» **EXERCISE BRIEF**:
Select the lines of the records containing the word "this" and list them.

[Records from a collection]
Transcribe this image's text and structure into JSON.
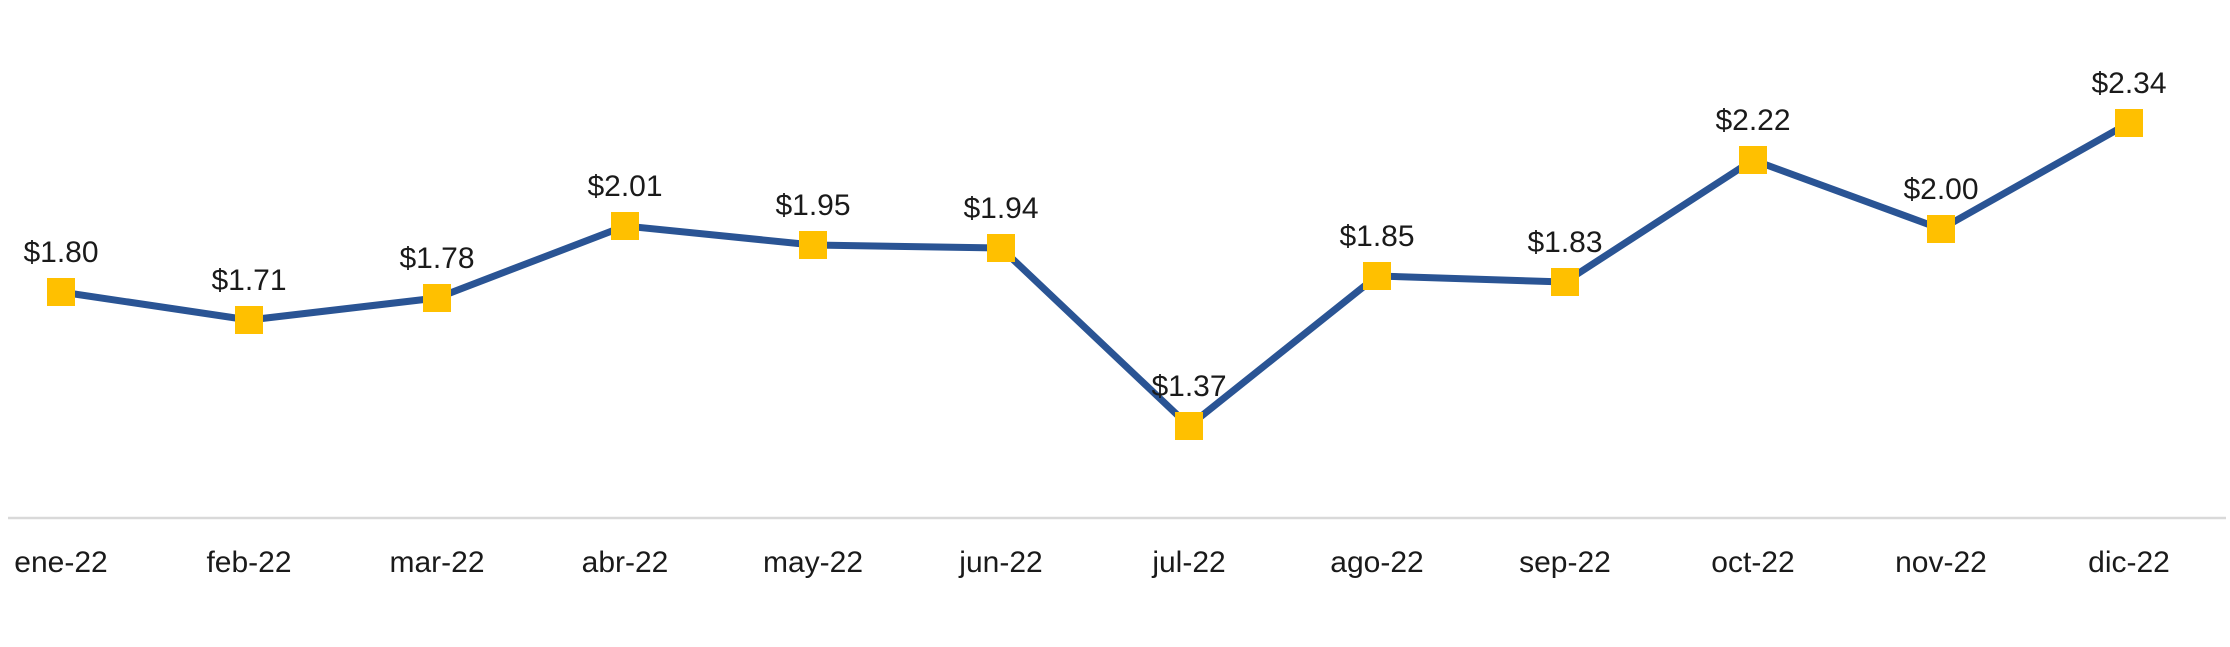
{
  "chart_data": {
    "type": "line",
    "categories": [
      "ene-22",
      "feb-22",
      "mar-22",
      "abr-22",
      "may-22",
      "jun-22",
      "jul-22",
      "ago-22",
      "sep-22",
      "oct-22",
      "nov-22",
      "dic-22"
    ],
    "values": [
      1.8,
      1.71,
      1.78,
      2.01,
      1.95,
      1.94,
      1.37,
      1.85,
      1.83,
      2.22,
      2.0,
      2.34
    ],
    "data_labels": [
      "$1.80",
      "$1.71",
      "$1.78",
      "$2.01",
      "$1.95",
      "$1.94",
      "$1.37",
      "$1.85",
      "$1.83",
      "$2.22",
      "$2.00",
      "$2.34"
    ],
    "title": "",
    "xlabel": "",
    "ylabel": "",
    "legend": "none",
    "grid": false,
    "y_axis_visible": false,
    "x_axis_line_visible": true,
    "marker_shape": "square",
    "colors": {
      "line": "#2A5494",
      "marker": "#FFC000",
      "axis_line": "#D9D9D9",
      "label_text": "#1A1A1A"
    }
  }
}
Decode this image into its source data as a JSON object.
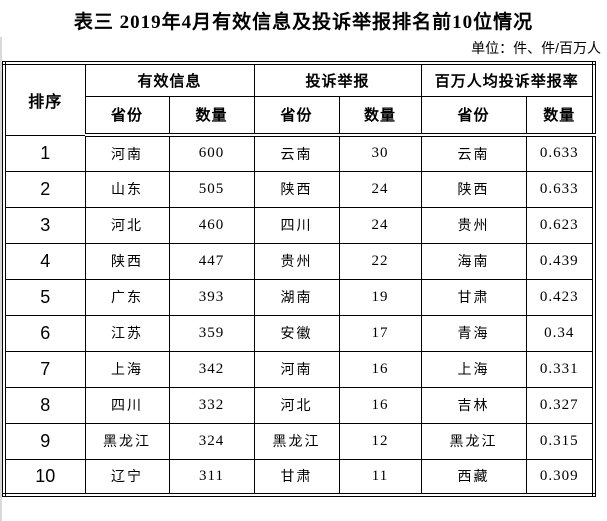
{
  "title": "表三 2019年4月有效信息及投诉举报排名前10位情况",
  "unit_label": "单位：件、件/百万人",
  "colors": {
    "text": "#000000",
    "border": "#000000",
    "background": "#ffffff"
  },
  "table": {
    "rank_header": "排序",
    "groups": [
      {
        "label": "有效信息",
        "sub": [
          "省份",
          "数量"
        ]
      },
      {
        "label": "投诉举报",
        "sub": [
          "省份",
          "数量"
        ]
      },
      {
        "label": "百万人均投诉举报率",
        "sub": [
          "省份",
          "数量"
        ]
      }
    ],
    "rows": [
      [
        "1",
        "河南",
        "600",
        "云南",
        "30",
        "云南",
        "0.633"
      ],
      [
        "2",
        "山东",
        "505",
        "陕西",
        "24",
        "陕西",
        "0.633"
      ],
      [
        "3",
        "河北",
        "460",
        "四川",
        "24",
        "贵州",
        "0.623"
      ],
      [
        "4",
        "陕西",
        "447",
        "贵州",
        "22",
        "海南",
        "0.439"
      ],
      [
        "5",
        "广东",
        "393",
        "湖南",
        "19",
        "甘肃",
        "0.423"
      ],
      [
        "6",
        "江苏",
        "359",
        "安徽",
        "17",
        "青海",
        "0.34"
      ],
      [
        "7",
        "上海",
        "342",
        "河南",
        "16",
        "上海",
        "0.331"
      ],
      [
        "8",
        "四川",
        "332",
        "河北",
        "16",
        "吉林",
        "0.327"
      ],
      [
        "9",
        "黑龙江",
        "324",
        "黑龙江",
        "12",
        "黑龙江",
        "0.315"
      ],
      [
        "10",
        "辽宁",
        "311",
        "甘肃",
        "11",
        "西藏",
        "0.309"
      ]
    ]
  }
}
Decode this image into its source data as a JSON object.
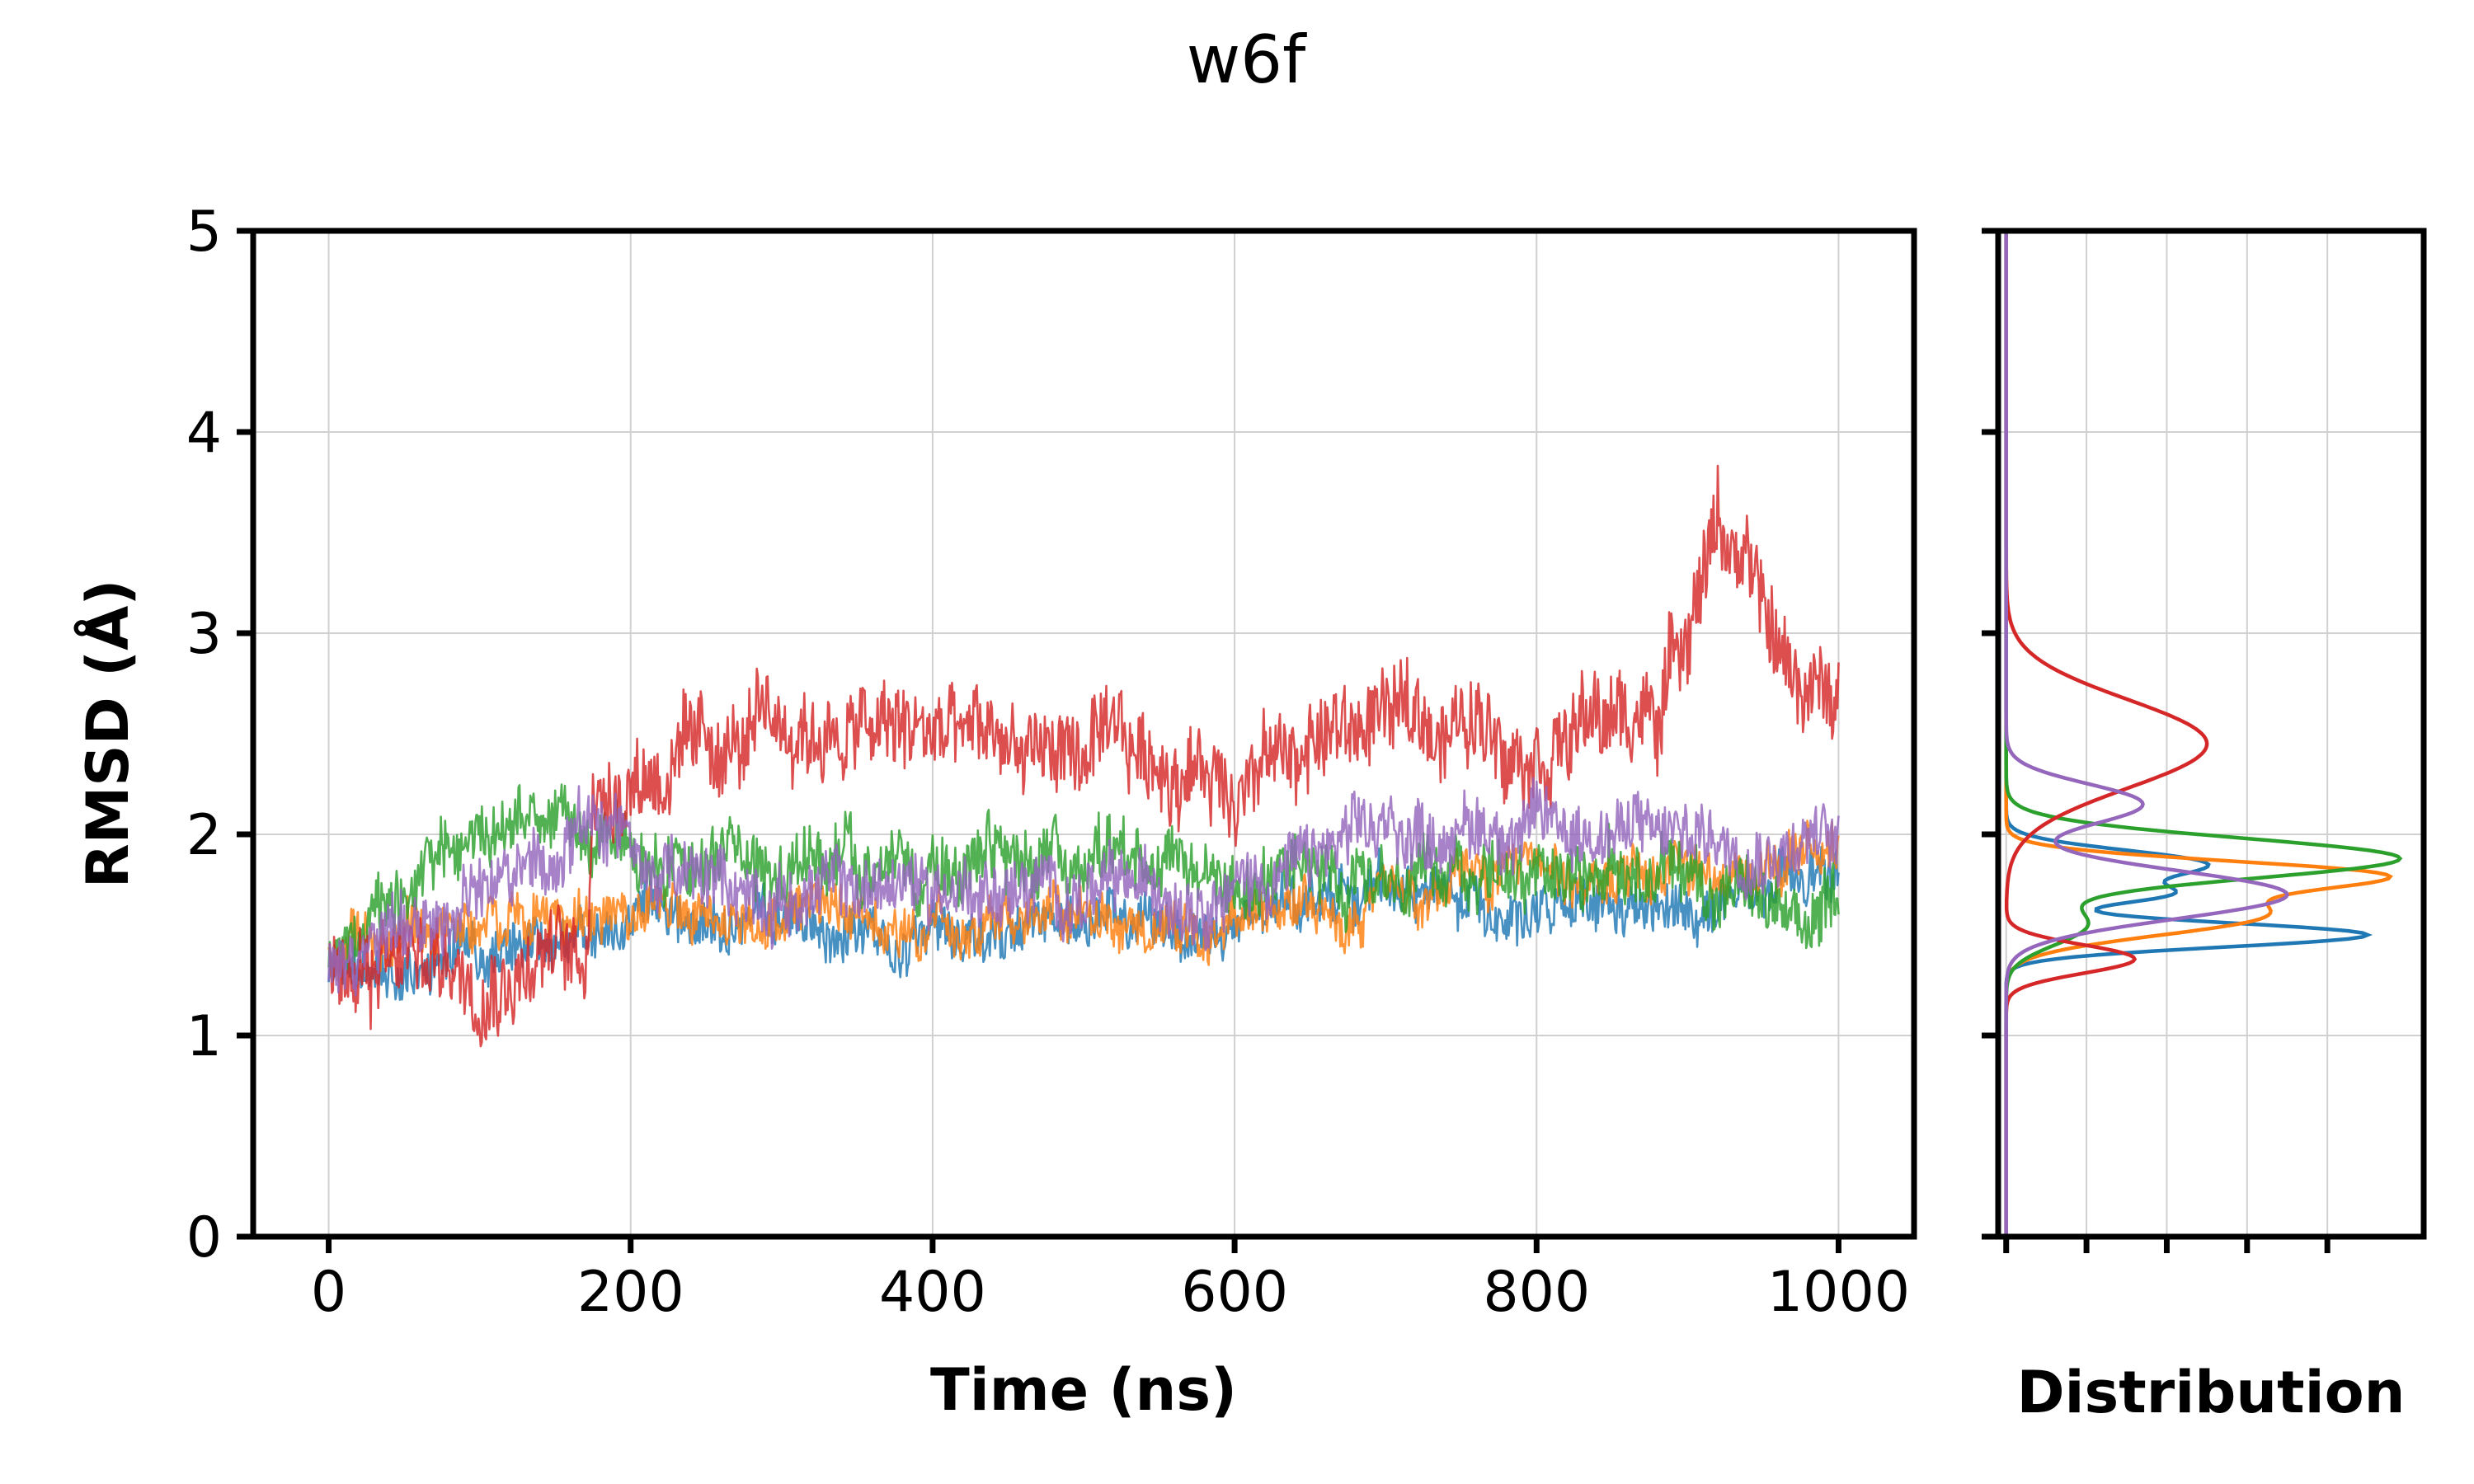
{
  "figure": {
    "title": "w6f"
  },
  "chart_data": [
    {
      "type": "line",
      "title": "w6f",
      "xlabel": "Time (ns)",
      "ylabel": "RMSD (Å)",
      "xlim": [
        -50,
        1050
      ],
      "ylim": [
        0,
        5
      ],
      "xticks": [
        0,
        200,
        400,
        600,
        800,
        1000
      ],
      "yticks": [
        0,
        1,
        2,
        3,
        4,
        5
      ],
      "xtick_labels": [
        "0",
        "200",
        "400",
        "600",
        "800",
        "1000"
      ],
      "ytick_labels": [
        "0",
        "1",
        "2",
        "3",
        "4",
        "5"
      ],
      "grid": true,
      "colors": [
        "#1f77b4",
        "#ff7f0e",
        "#2ca02c",
        "#d62728",
        "#9467bd"
      ],
      "series": [
        {
          "color": "#1f77b4",
          "noise": 0.07,
          "x": [
            0,
            50,
            100,
            150,
            180,
            200,
            300,
            400,
            500,
            600,
            650,
            700,
            800,
            900,
            1000
          ],
          "y": [
            1.3,
            1.35,
            1.4,
            1.45,
            1.5,
            1.55,
            1.55,
            1.5,
            1.55,
            1.5,
            1.7,
            1.75,
            1.6,
            1.6,
            1.8
          ]
        },
        {
          "color": "#ff7f0e",
          "noise": 0.07,
          "x": [
            0,
            50,
            100,
            150,
            200,
            300,
            400,
            500,
            600,
            700,
            800,
            900,
            1000
          ],
          "y": [
            1.4,
            1.5,
            1.55,
            1.6,
            1.6,
            1.6,
            1.55,
            1.6,
            1.55,
            1.7,
            1.8,
            1.8,
            1.9
          ]
        },
        {
          "color": "#2ca02c",
          "noise": 0.09,
          "x": [
            0,
            50,
            100,
            150,
            200,
            300,
            400,
            500,
            600,
            700,
            800,
            900,
            980,
            1000
          ],
          "y": [
            1.4,
            1.7,
            2.0,
            2.1,
            1.9,
            1.85,
            1.85,
            1.85,
            1.75,
            1.85,
            1.85,
            1.8,
            1.5,
            1.8
          ]
        },
        {
          "color": "#d62728",
          "noise": 0.12,
          "x": [
            0,
            50,
            100,
            170,
            175,
            200,
            300,
            400,
            500,
            600,
            650,
            700,
            800,
            880,
            920,
            960,
            1000
          ],
          "y": [
            1.3,
            1.4,
            1.35,
            1.4,
            2.2,
            2.3,
            2.5,
            2.5,
            2.4,
            2.3,
            2.45,
            2.6,
            2.5,
            2.6,
            3.6,
            2.9,
            2.6
          ]
        },
        {
          "color": "#9467bd",
          "noise": 0.09,
          "x": [
            0,
            50,
            100,
            150,
            190,
            200,
            300,
            400,
            500,
            600,
            700,
            800,
            900,
            1000
          ],
          "y": [
            1.35,
            1.5,
            1.7,
            1.85,
            2.1,
            1.8,
            1.7,
            1.75,
            1.7,
            1.75,
            2.0,
            2.05,
            2.0,
            1.95
          ]
        }
      ]
    },
    {
      "type": "line",
      "xlabel": "Distribution",
      "ylim": [
        0,
        5
      ],
      "xlim": [
        -0.1,
        5.2
      ],
      "xticks": [
        0,
        1,
        2,
        3,
        4
      ],
      "orientation": "vertical",
      "grid": true,
      "series": [
        {
          "color": "#1f77b4",
          "components": [
            {
              "mu": 1.5,
              "sigma": 0.06,
              "amp": 4.5
            },
            {
              "mu": 1.7,
              "sigma": 0.05,
              "amp": 1.8
            },
            {
              "mu": 1.85,
              "sigma": 0.07,
              "amp": 2.5
            }
          ]
        },
        {
          "color": "#ff7f0e",
          "components": [
            {
              "mu": 1.6,
              "sigma": 0.1,
              "amp": 3.2
            },
            {
              "mu": 1.8,
              "sigma": 0.07,
              "amp": 4.3
            }
          ]
        },
        {
          "color": "#2ca02c",
          "components": [
            {
              "mu": 1.55,
              "sigma": 0.1,
              "amp": 1.0
            },
            {
              "mu": 1.88,
              "sigma": 0.1,
              "amp": 4.9
            }
          ]
        },
        {
          "color": "#d62728",
          "components": [
            {
              "mu": 1.38,
              "sigma": 0.07,
              "amp": 1.6
            },
            {
              "mu": 2.45,
              "sigma": 0.22,
              "amp": 2.5
            }
          ]
        },
        {
          "color": "#9467bd",
          "components": [
            {
              "mu": 1.7,
              "sigma": 0.12,
              "amp": 3.5
            },
            {
              "mu": 2.15,
              "sigma": 0.1,
              "amp": 1.7
            }
          ]
        }
      ]
    }
  ]
}
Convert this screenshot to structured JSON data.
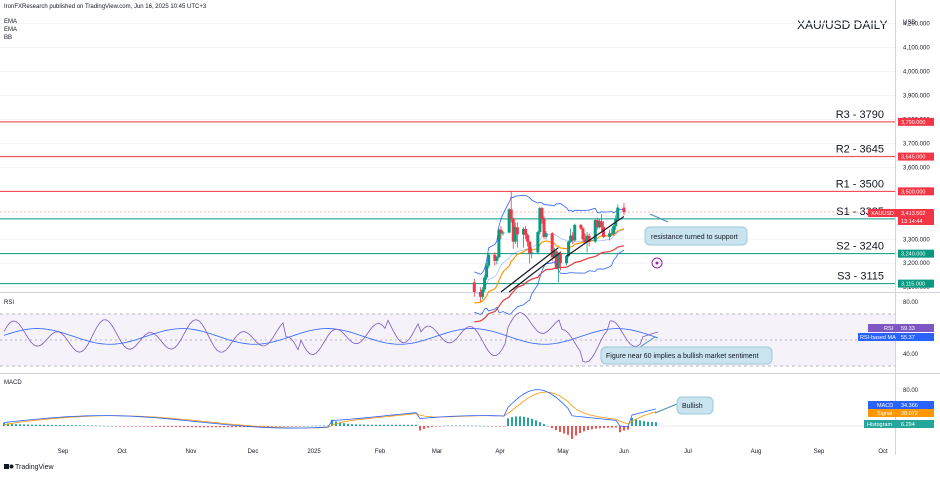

» **CORRECT ANSWER**:
Transcribe this image's text and structure into JSON.
Decode this image into its source data as a JSON object.
Decode this image into its source data as a JSON object.
Convert this screenshot to structured JSON data.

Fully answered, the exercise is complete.